Instructions for the task
Please give the listing again in its entirety, exactly as written.

Stored items
───

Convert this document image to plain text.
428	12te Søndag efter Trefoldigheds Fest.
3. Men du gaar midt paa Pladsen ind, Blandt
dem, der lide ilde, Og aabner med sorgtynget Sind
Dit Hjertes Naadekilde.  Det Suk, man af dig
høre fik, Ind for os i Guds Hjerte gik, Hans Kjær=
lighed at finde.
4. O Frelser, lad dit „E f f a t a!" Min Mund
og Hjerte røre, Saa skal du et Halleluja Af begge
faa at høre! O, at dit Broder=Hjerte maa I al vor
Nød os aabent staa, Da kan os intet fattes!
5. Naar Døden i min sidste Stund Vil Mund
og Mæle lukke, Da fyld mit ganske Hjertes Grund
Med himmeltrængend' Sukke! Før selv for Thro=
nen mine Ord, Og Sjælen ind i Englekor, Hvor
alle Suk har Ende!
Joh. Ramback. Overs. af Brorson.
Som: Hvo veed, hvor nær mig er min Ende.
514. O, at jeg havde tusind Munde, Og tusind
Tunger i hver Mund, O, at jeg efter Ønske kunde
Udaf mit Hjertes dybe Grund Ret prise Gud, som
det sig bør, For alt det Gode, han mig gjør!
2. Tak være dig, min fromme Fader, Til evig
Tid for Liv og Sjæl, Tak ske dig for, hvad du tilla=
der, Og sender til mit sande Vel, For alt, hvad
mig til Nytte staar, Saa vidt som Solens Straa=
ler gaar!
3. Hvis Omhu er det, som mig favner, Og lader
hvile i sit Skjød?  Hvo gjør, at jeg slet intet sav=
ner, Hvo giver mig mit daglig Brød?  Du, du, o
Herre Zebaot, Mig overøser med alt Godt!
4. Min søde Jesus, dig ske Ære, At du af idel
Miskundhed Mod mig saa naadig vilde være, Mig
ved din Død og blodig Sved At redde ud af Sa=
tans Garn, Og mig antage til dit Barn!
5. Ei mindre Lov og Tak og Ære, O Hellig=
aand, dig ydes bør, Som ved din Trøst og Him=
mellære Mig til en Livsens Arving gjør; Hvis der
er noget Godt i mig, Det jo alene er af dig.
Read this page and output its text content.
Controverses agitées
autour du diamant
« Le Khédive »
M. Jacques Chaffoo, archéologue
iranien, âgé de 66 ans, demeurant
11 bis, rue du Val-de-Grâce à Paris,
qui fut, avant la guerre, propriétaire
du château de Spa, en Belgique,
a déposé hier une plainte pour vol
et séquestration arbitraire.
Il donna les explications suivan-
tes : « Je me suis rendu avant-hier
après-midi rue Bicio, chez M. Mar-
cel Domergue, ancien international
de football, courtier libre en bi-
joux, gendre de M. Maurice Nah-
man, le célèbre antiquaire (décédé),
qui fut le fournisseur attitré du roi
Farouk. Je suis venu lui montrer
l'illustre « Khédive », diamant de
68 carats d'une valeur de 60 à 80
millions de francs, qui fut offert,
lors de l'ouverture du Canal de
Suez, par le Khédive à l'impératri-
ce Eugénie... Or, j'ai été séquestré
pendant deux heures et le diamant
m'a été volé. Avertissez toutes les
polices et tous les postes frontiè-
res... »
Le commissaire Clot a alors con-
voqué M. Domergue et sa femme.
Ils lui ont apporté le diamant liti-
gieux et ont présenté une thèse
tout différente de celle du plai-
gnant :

───

Task solution
Convert this document image to plain text.
428	12te Søndag efter Trefoldigheds Fest.
3. Men du gaar midt paa Pladsen ind, Blandt
dem, der lide ilde, Og aabner med sorgtynget Sind
Dit Hjertes Naadekilde.  Det Suk, man af dig
høre fik, Ind for os i Guds Hjerte gik, Hans Kjær=
lighed at finde.
4. O Frelser, lad dit „E f f a t a!" Min Mund
og Hjerte røre, Saa skal du et Halleluja Af begge
faa at høre! O, at dit Broder=Hjerte maa I al vor
Nød os aabent staa, Da kan os intet fattes!
5. Naar Døden i min sidste Stund Vil Mund
og Mæle lukke, Da fyld mit ganske Hjertes Grund
Med himmeltrængend' Sukke! Før selv for Thro=
nen mine Ord, Og Sjælen ind i Englekor, Hvor
alle Suk har Ende!
Joh. Ramback. Overs. af Brorson.
Som: Hvo veed, hvor nær mig er min Ende.
514. O, at jeg havde tusind Munde, Og tusind
Tunger i hver Mund, O, at jeg efter Ønske kunde
Udaf mit Hjertes dybe Grund Ret prise Gud, som
det sig bør, For alt det Gode, han mig gjør!
2. Tak være dig, min fromme Fader, Til evig
Tid for Liv og Sjæl, Tak ske dig for, hvad du tilla=
der, Og sender til mit sande Vel, For alt, hvad
mig til Nytte staar, Saa vidt som Solens Straa=
ler gaar!
3. Hvis Omhu er det, som mig favner, Og lader
hvile i sit Skjød?  Hvo gjør, at jeg slet intet sav=
ner, Hvo giver mig mit daglig Brød?  Du, du, o
Herre Zebaot, Mig overøser med alt Godt!
4. Min søde Jesus, dig ske Ære, At du af idel
Miskundhed Mod mig saa naadig vilde være, Mig
ved din Død og blodig Sved At redde ud af Sa=
tans Garn, Og mig antage til dit Barn!
5. Ei mindre Lov og Tak og Ære, O Hellig=
aand, dig ydes bør, Som ved din Trøst og Him=
mellære Mig til en Livsens Arving gjør; Hvis der
er noget Godt i mig, Det jo alene er af dig.
Read this page and output its text content.
Controverses agitées
autour du diamant
« Le Khédive »
M. Jacques Chaffoo, archéologue
iranien, âgé de 66 ans, demeurant
11 bis, rue du Val-de-Grâce à Paris,
qui fut, avant la guerre, propriétaire
du château de Spa, en Belgique,
a déposé hier une plainte pour vol
et séquestration arbitraire.
Il donna les explications suivan-
tes : « Je me suis rendu avant-hier
après-midi rue Bicio, chez M. Mar-
cel Domergue, ancien international
de football, courtier libre en bi-
joux, gendre de M. Maurice Nah-
man, le célèbre antiquaire (décédé),
qui fut le fournisseur attitré du roi
Farouk. Je suis venu lui montrer
l'illustre « Khédive », diamant de
68 carats d'une valeur de 60 à 80
millions de francs, qui fut offert,
lors de l'ouverture du Canal de
Suez, par le Khédive à l'impératri-
ce Eugénie... Or, j'ai été séquestré
pendant deux heures et le diamant
m'a été volé. Avertissez toutes les
polices et tous les postes frontiè-
res... »
Le commissaire Clot a alors con-
voqué M. Domergue et sa femme.
Ils lui ont apporté le diamant liti-
gieux et ont présenté une thèse
tout différente de celle du plai-
gnant :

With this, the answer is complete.